* [Task objective]: Locate all lines with the word "gTLD". Copy them.

* [Material supplied]:
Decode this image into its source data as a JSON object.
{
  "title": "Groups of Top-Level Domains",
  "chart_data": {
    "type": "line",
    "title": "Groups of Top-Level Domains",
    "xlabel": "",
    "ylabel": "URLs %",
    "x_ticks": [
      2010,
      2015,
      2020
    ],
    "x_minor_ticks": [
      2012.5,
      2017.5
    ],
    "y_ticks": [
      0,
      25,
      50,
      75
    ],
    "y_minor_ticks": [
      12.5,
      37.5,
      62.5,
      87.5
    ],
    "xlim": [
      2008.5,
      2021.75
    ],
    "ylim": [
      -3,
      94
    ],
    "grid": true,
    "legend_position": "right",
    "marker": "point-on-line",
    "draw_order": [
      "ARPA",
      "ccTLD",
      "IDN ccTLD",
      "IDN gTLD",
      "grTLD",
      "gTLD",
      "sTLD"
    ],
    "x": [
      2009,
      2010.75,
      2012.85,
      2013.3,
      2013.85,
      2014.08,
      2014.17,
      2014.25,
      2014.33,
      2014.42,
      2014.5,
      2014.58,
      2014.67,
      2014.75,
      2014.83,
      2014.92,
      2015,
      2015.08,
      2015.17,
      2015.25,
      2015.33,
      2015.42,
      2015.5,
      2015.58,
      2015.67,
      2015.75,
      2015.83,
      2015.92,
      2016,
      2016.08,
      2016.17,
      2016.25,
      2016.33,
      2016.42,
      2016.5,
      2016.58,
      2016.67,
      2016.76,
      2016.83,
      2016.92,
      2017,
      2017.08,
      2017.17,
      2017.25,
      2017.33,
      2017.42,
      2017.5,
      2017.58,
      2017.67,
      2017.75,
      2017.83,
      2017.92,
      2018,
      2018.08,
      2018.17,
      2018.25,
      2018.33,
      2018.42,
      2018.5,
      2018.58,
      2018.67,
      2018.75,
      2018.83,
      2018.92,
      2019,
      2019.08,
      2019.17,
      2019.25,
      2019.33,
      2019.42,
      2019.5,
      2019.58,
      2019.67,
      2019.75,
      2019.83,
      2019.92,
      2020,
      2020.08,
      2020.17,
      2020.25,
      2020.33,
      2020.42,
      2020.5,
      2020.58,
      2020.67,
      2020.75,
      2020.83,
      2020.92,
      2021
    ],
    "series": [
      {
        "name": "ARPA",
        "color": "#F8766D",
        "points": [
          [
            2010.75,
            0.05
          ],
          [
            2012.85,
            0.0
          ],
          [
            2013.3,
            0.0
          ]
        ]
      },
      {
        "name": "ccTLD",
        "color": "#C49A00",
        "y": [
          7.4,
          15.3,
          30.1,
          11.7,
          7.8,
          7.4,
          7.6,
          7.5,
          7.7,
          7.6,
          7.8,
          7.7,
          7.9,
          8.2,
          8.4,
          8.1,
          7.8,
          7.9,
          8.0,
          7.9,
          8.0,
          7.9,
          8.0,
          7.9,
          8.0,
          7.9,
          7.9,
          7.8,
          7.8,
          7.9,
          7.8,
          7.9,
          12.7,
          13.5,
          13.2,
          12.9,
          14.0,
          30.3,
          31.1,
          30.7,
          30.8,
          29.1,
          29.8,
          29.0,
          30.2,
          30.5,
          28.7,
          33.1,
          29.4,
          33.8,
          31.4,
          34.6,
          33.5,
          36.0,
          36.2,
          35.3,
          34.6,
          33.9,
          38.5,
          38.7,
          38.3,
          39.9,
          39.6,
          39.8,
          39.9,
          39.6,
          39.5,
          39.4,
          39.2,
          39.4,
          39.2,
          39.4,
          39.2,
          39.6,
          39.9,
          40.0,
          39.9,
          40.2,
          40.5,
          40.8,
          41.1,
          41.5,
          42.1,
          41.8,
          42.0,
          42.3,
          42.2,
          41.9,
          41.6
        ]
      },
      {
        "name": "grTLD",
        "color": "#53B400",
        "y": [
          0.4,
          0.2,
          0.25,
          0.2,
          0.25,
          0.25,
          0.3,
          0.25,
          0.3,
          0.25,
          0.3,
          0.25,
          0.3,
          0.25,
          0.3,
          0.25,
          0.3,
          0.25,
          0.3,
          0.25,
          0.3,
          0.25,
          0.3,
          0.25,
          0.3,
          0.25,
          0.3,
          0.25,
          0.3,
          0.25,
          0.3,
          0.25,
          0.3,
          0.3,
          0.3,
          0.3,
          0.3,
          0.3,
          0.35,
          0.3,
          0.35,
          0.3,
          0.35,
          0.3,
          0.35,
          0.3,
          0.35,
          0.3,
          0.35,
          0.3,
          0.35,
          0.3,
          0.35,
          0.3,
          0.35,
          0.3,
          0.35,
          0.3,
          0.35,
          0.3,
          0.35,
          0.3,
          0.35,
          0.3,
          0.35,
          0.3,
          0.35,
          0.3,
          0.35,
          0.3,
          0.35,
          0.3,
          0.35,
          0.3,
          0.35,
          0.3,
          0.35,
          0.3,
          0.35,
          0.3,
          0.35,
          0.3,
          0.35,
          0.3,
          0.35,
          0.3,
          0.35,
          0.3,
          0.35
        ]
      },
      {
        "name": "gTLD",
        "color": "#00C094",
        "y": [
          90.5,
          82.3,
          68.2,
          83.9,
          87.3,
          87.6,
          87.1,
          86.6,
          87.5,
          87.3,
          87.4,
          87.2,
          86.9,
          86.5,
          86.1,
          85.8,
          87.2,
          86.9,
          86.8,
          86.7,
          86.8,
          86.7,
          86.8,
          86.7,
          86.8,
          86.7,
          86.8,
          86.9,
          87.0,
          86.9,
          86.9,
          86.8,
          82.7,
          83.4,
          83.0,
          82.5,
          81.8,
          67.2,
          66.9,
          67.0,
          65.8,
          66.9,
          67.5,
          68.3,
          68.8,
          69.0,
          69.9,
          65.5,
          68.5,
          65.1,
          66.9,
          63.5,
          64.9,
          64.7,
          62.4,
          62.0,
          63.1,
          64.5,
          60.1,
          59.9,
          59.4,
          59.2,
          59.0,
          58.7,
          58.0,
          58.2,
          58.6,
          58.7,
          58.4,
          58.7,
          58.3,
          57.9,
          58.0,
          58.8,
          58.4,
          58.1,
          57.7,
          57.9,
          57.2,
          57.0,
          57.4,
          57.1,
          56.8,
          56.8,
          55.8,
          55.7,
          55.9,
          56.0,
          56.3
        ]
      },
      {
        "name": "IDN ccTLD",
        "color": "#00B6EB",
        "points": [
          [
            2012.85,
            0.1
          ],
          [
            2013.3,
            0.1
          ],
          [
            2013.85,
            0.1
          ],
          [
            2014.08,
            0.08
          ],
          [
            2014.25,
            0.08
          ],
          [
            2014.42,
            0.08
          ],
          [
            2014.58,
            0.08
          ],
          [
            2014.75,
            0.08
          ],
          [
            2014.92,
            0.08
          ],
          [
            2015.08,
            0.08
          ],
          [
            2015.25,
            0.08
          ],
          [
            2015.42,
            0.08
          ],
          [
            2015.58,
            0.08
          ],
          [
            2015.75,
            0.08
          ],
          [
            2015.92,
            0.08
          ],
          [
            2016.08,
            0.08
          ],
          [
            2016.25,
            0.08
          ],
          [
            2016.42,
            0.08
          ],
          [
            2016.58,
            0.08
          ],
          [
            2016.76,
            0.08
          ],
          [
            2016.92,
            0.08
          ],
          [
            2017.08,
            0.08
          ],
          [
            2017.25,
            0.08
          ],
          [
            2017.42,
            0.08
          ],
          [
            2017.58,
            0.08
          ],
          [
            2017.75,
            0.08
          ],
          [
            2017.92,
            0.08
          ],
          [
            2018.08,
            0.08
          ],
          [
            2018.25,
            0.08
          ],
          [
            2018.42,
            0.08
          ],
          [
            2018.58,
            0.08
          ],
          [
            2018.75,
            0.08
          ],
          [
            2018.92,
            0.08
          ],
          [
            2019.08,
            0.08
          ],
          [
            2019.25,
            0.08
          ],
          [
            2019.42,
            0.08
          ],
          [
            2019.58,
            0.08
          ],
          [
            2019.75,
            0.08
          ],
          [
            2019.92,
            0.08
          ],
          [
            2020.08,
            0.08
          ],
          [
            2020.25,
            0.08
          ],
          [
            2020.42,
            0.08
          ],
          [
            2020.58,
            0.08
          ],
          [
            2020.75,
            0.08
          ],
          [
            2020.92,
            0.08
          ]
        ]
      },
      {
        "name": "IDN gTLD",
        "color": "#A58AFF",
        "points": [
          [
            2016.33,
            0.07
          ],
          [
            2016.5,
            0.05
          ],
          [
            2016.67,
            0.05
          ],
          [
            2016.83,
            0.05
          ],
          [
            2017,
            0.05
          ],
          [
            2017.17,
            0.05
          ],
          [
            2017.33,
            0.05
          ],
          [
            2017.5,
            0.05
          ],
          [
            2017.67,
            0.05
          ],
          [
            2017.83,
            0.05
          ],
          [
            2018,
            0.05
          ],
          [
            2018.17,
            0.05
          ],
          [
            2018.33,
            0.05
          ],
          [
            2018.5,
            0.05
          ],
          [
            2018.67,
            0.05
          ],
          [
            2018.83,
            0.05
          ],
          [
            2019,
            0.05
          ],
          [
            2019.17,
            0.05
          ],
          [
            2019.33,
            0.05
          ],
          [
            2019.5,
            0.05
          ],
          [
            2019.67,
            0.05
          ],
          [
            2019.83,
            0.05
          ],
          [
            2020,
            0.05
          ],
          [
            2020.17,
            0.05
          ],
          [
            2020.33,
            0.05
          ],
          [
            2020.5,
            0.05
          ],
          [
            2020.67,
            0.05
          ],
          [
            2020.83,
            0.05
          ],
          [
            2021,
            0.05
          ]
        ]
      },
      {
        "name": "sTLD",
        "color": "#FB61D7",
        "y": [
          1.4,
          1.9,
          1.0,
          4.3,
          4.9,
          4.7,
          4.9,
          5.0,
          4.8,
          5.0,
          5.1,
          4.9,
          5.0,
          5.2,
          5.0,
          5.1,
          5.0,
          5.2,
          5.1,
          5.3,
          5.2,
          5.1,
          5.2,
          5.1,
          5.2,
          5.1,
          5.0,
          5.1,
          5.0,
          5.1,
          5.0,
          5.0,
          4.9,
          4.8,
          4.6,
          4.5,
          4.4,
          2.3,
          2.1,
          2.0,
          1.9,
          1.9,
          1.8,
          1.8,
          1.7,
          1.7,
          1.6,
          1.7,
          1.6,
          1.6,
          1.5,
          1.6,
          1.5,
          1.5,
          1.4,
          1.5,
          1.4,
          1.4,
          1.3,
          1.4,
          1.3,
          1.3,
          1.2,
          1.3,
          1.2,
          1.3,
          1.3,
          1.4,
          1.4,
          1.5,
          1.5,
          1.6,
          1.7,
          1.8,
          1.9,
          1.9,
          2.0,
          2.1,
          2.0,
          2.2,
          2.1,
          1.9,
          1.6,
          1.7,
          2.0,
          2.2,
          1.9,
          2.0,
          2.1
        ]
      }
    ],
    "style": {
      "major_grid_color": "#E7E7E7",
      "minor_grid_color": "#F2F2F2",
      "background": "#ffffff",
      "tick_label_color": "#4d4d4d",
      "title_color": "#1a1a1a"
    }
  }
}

* [Answer to this task]:
      "IDN gTLD",
      "gTLD",
        "name": "gTLD",
        "name": "IDN gTLD",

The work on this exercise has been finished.